Items from a dataset
++++++

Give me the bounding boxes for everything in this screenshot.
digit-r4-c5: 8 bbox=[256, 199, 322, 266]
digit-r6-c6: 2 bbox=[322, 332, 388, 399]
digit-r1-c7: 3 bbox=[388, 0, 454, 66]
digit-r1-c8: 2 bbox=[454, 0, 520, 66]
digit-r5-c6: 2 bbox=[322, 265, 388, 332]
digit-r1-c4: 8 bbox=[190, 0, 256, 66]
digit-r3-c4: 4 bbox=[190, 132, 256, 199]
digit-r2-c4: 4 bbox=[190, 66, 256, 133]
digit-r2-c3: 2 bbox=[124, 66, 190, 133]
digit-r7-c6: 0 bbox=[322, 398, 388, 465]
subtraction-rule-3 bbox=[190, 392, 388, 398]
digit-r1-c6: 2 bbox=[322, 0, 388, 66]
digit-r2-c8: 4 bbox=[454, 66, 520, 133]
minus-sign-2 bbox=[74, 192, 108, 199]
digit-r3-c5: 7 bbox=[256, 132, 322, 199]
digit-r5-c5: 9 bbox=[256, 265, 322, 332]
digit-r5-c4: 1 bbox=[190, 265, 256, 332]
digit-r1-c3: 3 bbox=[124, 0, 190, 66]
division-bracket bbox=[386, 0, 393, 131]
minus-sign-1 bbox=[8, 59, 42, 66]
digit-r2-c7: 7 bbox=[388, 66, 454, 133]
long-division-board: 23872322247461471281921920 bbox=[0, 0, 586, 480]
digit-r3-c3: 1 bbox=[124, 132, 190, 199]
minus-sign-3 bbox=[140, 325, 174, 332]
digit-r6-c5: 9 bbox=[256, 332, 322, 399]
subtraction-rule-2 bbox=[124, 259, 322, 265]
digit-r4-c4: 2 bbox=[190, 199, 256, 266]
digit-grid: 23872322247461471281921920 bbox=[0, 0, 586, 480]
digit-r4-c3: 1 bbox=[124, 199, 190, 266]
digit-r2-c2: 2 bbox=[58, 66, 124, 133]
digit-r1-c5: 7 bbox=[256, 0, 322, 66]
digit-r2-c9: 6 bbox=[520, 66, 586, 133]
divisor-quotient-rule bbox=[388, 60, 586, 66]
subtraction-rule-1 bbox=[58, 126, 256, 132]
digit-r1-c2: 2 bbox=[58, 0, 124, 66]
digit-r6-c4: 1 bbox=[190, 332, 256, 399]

++++++

PROBLEM TO SOLVE: Can you rewrite the rows with every "minus-sign" switched to "minus-symbol" and nothing else changed?

FULL OUTPUT:
Give me the bounding boxes for everything in this screenshot.
digit-r4-c5: 8 bbox=[256, 199, 322, 266]
digit-r6-c6: 2 bbox=[322, 332, 388, 399]
digit-r1-c7: 3 bbox=[388, 0, 454, 66]
digit-r1-c8: 2 bbox=[454, 0, 520, 66]
digit-r5-c6: 2 bbox=[322, 265, 388, 332]
digit-r1-c4: 8 bbox=[190, 0, 256, 66]
digit-r3-c4: 4 bbox=[190, 132, 256, 199]
digit-r2-c4: 4 bbox=[190, 66, 256, 133]
digit-r2-c3: 2 bbox=[124, 66, 190, 133]
digit-r7-c6: 0 bbox=[322, 398, 388, 465]
subtraction-rule-3 bbox=[190, 392, 388, 398]
digit-r1-c6: 2 bbox=[322, 0, 388, 66]
digit-r2-c8: 4 bbox=[454, 66, 520, 133]
minus-symbol-2 bbox=[74, 192, 108, 199]
digit-r3-c5: 7 bbox=[256, 132, 322, 199]
digit-r5-c5: 9 bbox=[256, 265, 322, 332]
digit-r5-c4: 1 bbox=[190, 265, 256, 332]
digit-r1-c3: 3 bbox=[124, 0, 190, 66]
division-bracket bbox=[386, 0, 393, 131]
minus-symbol-1 bbox=[8, 59, 42, 66]
digit-r2-c7: 7 bbox=[388, 66, 454, 133]
long-division-board: 23872322247461471281921920 bbox=[0, 0, 586, 480]
digit-r3-c3: 1 bbox=[124, 132, 190, 199]
minus-symbol-3 bbox=[140, 325, 174, 332]
digit-r6-c5: 9 bbox=[256, 332, 322, 399]
subtraction-rule-2 bbox=[124, 259, 322, 265]
digit-r4-c4: 2 bbox=[190, 199, 256, 266]
digit-grid: 23872322247461471281921920 bbox=[0, 0, 586, 480]
digit-r4-c3: 1 bbox=[124, 199, 190, 266]
digit-r2-c2: 2 bbox=[58, 66, 124, 133]
digit-r1-c5: 7 bbox=[256, 0, 322, 66]
digit-r2-c9: 6 bbox=[520, 66, 586, 133]
divisor-quotient-rule bbox=[388, 60, 586, 66]
subtraction-rule-1 bbox=[58, 126, 256, 132]
digit-r1-c2: 2 bbox=[58, 0, 124, 66]
digit-r6-c4: 1 bbox=[190, 332, 256, 399]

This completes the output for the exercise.